Records from a collection of figures:
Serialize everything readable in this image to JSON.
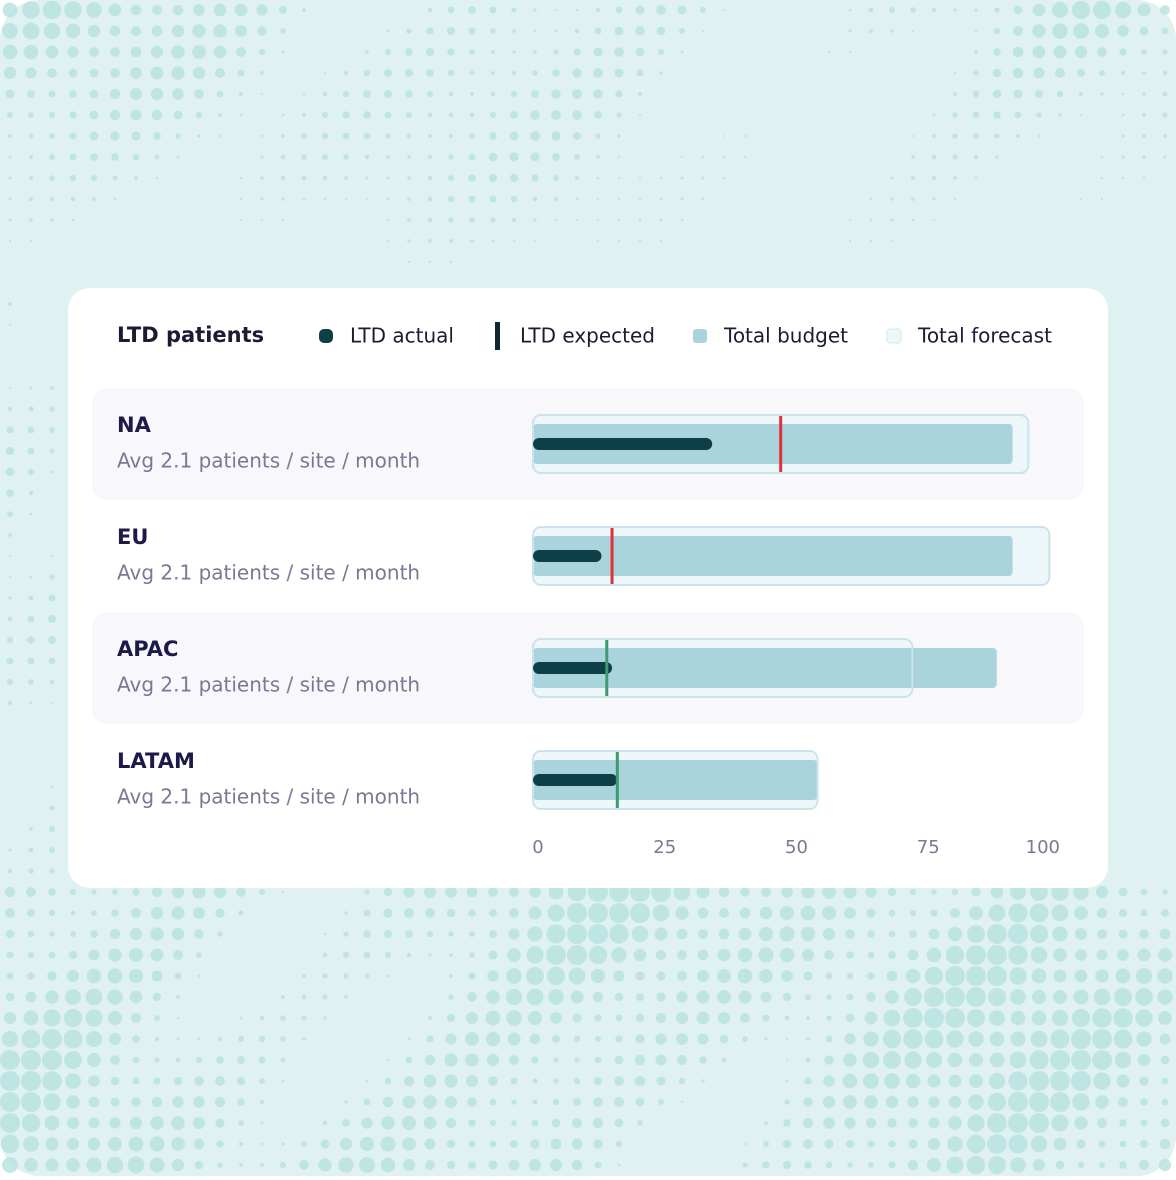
{
  "chart_data": {
    "type": "bullet",
    "title": "LTD patients",
    "categories": [
      "NA",
      "EU",
      "APAC",
      "LATAM"
    ],
    "subtitles": [
      "Avg 2.1 patients / site / month",
      "Avg 2.1 patients / site / month",
      "Avg 2.1 patients / site / month",
      "Avg 2.1 patients / site / month"
    ],
    "series": [
      {
        "name": "LTD actual",
        "color": "#0e3f48",
        "values": [
          34,
          13,
          15,
          16
        ]
      },
      {
        "name": "LTD expected",
        "color": "#0e2a30",
        "values": [
          47,
          15,
          14,
          16
        ],
        "marker_colors": [
          "#e0303a",
          "#e0303a",
          "#3e9a6e",
          "#3e9a6e"
        ]
      },
      {
        "name": "Total budget",
        "color": "#aad4dc",
        "values": [
          91,
          91,
          88,
          54
        ]
      },
      {
        "name": "Total forecast",
        "color": "#edf6f9",
        "values": [
          94,
          98,
          72,
          54
        ]
      }
    ],
    "xlim": [
      0,
      100
    ],
    "xticks": [
      0,
      25,
      50,
      75,
      100
    ]
  }
}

* Work order:
Your task is to set down every entry exactly, leaving out any picture it contains.

* Answer:
Serialize everything readable in this image to JSON.
{
  "chart_data": {
    "type": "bullet",
    "title": "LTD patients",
    "categories": [
      "NA",
      "EU",
      "APAC",
      "LATAM"
    ],
    "subtitles": [
      "Avg 2.1 patients / site / month",
      "Avg 2.1 patients / site / month",
      "Avg 2.1 patients / site / month",
      "Avg 2.1 patients / site / month"
    ],
    "series": [
      {
        "name": "LTD actual",
        "color": "#0e3f48",
        "values": [
          34,
          13,
          15,
          16
        ]
      },
      {
        "name": "LTD expected",
        "color": "#0e2a30",
        "values": [
          47,
          15,
          14,
          16
        ],
        "marker_colors": [
          "#e0303a",
          "#e0303a",
          "#3e9a6e",
          "#3e9a6e"
        ]
      },
      {
        "name": "Total budget",
        "color": "#aad4dc",
        "values": [
          91,
          91,
          88,
          54
        ]
      },
      {
        "name": "Total forecast",
        "color": "#edf6f9",
        "values": [
          94,
          98,
          72,
          54
        ]
      }
    ],
    "xlim": [
      0,
      100
    ],
    "xticks": [
      0,
      25,
      50,
      75,
      100
    ]
  }
}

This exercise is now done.